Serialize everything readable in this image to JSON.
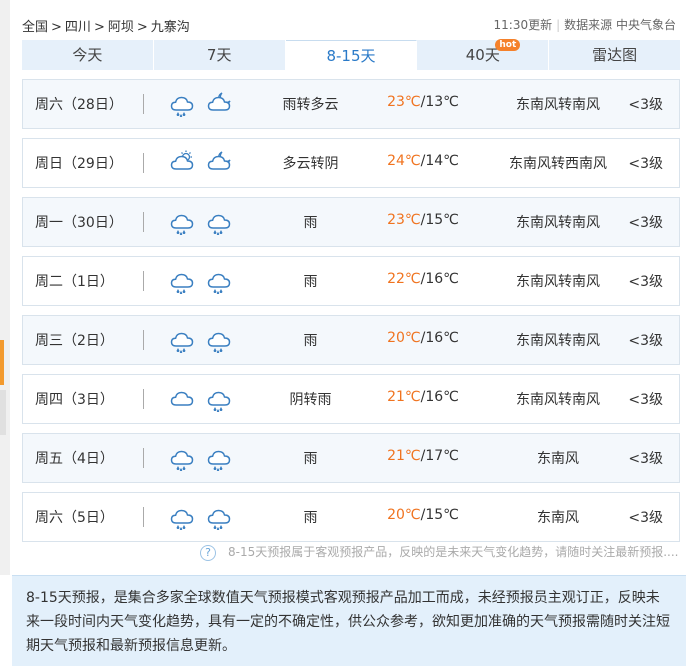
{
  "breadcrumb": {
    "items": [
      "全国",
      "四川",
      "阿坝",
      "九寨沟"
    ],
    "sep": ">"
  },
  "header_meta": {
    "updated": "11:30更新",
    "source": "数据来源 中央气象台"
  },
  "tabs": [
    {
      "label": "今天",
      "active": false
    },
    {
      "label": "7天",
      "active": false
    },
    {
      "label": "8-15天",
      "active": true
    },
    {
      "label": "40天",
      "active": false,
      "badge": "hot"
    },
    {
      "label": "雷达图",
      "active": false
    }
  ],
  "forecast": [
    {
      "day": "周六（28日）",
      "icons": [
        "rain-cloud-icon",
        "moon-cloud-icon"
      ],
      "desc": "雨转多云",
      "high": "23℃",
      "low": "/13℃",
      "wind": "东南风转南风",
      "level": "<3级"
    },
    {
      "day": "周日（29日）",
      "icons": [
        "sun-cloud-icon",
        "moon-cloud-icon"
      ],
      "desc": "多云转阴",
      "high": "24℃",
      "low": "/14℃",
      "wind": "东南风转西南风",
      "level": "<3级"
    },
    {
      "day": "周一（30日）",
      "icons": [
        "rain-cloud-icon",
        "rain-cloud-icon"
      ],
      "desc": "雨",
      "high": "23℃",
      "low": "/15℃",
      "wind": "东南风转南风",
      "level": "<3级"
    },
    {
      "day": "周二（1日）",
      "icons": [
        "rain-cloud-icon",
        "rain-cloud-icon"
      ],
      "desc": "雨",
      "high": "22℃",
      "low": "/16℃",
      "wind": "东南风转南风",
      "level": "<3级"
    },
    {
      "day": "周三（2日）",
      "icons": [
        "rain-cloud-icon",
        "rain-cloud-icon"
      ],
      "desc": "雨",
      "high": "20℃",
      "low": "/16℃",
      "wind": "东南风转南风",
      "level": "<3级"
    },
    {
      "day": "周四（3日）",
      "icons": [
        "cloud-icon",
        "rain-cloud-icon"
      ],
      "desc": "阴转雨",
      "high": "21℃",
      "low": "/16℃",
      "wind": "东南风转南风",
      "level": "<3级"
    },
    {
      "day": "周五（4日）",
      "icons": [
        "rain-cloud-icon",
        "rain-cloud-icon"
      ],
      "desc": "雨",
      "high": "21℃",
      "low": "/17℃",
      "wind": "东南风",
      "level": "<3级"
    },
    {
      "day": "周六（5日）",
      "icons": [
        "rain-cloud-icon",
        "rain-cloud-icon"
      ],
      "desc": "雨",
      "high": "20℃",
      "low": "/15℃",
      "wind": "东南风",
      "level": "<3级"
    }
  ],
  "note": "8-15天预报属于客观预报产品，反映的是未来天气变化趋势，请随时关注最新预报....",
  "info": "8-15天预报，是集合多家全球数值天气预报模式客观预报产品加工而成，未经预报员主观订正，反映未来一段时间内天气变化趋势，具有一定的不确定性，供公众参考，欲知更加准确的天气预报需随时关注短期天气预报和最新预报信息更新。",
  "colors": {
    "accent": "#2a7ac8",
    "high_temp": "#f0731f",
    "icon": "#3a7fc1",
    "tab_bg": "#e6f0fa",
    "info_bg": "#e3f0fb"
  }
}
==
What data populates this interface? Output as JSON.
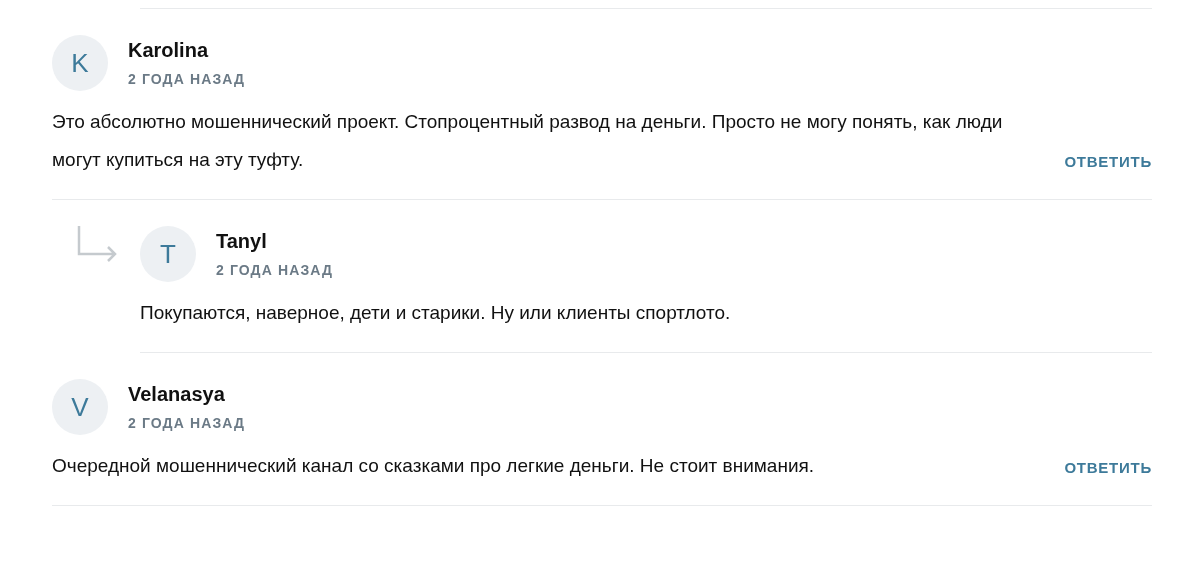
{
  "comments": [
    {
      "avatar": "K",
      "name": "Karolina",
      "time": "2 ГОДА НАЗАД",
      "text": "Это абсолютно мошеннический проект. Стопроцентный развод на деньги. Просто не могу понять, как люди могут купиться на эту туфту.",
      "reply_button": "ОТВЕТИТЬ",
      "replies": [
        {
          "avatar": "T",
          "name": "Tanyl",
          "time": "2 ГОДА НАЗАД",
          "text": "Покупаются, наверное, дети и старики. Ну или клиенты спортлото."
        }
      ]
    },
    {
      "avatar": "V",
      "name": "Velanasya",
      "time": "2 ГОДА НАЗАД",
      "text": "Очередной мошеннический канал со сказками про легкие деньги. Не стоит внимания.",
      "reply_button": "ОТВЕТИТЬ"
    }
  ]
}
==
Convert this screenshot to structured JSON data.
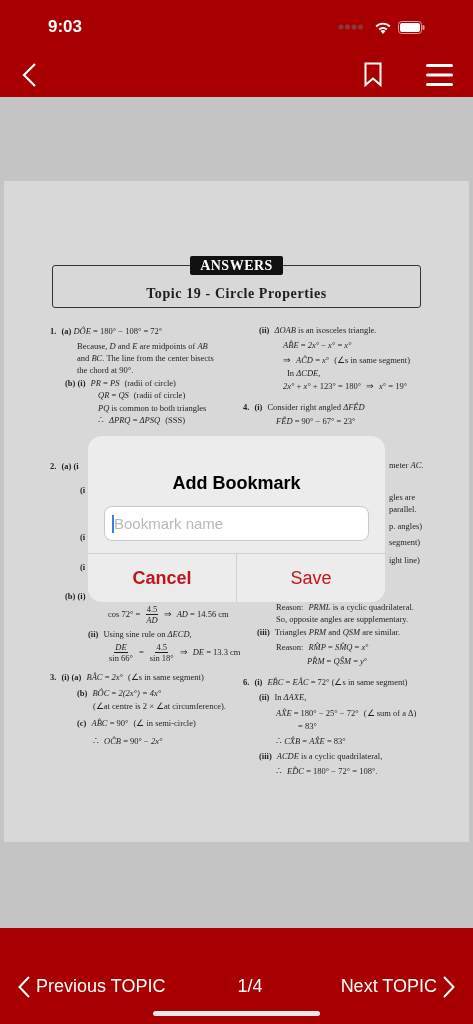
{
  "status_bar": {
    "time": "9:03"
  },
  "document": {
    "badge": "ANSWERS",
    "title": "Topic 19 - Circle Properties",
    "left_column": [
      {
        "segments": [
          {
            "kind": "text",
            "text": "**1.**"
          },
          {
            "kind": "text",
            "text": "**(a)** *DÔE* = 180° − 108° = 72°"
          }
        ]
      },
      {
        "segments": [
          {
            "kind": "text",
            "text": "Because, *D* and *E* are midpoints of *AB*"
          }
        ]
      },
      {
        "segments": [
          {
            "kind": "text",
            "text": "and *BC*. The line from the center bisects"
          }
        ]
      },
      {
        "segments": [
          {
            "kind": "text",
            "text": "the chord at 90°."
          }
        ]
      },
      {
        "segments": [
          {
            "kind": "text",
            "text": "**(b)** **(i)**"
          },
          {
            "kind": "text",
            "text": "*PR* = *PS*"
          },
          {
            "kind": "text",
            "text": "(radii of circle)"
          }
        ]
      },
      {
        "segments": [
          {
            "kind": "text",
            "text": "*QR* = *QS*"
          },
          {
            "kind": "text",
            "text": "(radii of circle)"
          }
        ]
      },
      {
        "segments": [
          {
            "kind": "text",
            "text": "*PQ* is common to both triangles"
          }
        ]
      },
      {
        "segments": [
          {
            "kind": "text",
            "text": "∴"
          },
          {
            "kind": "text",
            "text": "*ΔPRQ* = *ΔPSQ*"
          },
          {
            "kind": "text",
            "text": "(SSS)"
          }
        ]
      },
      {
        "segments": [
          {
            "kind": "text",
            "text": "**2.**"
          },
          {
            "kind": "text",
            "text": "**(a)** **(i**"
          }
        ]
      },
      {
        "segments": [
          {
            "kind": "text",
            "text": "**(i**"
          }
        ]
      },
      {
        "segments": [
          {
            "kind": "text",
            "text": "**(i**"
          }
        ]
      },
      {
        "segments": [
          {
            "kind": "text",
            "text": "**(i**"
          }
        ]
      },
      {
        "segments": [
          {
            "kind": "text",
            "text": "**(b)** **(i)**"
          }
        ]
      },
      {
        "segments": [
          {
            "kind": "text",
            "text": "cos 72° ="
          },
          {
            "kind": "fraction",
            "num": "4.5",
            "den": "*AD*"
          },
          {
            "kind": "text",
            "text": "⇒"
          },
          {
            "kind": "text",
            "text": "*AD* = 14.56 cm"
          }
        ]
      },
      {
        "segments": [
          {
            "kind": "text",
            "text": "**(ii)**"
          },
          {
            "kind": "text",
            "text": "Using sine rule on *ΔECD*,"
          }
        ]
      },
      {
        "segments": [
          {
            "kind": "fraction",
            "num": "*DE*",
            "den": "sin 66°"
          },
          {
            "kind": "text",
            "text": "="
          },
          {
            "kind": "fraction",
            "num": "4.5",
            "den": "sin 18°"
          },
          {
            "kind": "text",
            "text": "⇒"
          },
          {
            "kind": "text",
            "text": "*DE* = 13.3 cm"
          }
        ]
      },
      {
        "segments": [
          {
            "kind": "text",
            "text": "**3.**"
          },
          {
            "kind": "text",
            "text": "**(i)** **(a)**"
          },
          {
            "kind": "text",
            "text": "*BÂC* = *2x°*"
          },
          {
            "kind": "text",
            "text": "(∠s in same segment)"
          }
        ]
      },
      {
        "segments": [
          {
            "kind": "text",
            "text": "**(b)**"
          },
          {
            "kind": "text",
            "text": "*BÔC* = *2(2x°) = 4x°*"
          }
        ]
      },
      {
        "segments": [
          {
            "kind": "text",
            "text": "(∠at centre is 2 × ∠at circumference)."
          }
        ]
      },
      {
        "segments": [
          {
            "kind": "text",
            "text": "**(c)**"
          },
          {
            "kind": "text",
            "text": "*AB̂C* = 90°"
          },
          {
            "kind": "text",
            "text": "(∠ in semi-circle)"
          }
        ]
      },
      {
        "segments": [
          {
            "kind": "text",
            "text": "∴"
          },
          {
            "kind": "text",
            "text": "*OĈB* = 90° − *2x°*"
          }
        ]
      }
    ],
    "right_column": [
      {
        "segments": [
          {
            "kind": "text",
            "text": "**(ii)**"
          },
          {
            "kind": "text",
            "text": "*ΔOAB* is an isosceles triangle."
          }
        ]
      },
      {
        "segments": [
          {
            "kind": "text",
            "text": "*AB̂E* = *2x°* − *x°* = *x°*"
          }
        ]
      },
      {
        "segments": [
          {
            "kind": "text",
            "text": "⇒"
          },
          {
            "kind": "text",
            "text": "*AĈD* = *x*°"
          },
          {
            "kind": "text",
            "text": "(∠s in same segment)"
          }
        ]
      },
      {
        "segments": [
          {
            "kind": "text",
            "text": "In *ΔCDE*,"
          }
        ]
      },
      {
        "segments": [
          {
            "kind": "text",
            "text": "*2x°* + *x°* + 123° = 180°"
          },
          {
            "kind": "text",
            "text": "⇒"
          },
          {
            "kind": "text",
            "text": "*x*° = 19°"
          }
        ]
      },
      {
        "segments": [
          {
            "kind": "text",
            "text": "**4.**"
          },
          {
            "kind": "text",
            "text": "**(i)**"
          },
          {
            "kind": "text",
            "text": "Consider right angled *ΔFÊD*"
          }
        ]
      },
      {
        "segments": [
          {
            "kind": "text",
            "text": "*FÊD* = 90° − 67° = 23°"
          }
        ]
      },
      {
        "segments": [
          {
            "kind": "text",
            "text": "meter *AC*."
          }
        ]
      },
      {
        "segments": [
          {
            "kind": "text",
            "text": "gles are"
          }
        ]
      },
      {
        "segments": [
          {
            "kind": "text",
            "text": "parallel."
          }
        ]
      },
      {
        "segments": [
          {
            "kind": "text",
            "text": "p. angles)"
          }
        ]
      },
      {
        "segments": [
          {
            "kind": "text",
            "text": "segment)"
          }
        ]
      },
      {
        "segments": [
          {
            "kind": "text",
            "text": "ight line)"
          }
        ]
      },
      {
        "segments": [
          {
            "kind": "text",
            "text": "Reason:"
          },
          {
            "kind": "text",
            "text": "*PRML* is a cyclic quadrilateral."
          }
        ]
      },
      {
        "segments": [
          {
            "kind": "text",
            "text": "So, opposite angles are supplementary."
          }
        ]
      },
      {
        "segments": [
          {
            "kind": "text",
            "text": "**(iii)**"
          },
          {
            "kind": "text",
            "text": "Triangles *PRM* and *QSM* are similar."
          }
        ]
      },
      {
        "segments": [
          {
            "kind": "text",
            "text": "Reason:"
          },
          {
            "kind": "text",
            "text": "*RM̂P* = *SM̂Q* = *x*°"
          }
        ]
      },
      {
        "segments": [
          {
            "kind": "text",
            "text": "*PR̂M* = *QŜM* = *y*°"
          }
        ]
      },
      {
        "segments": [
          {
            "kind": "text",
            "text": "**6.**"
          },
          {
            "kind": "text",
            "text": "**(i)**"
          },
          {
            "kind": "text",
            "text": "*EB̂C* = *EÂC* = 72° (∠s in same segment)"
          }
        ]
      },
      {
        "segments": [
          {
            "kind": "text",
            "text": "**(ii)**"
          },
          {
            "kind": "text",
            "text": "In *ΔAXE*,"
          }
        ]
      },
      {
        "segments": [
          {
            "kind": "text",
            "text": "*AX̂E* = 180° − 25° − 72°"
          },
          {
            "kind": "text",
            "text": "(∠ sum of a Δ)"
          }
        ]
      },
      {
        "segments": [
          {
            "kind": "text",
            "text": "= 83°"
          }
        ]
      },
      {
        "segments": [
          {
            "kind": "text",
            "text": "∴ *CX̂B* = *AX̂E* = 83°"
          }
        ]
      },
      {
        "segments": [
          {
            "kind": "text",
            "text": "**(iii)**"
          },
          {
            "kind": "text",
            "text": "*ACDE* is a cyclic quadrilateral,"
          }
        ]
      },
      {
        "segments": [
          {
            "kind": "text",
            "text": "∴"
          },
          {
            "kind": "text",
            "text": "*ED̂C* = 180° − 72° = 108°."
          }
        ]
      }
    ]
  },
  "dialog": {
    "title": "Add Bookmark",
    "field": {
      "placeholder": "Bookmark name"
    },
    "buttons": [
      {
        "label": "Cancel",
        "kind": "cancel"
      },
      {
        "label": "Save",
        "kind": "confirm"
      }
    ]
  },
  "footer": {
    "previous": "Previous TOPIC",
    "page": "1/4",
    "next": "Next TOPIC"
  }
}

→ **JOB**
Identify the lines in the entries that hold "cyclic" and return each one.

→ **RESULT BELOW**
            "text": "*PRML* is a cyclic quadrilateral."
            "text": "*ACDE* is a cyclic quadrilateral,"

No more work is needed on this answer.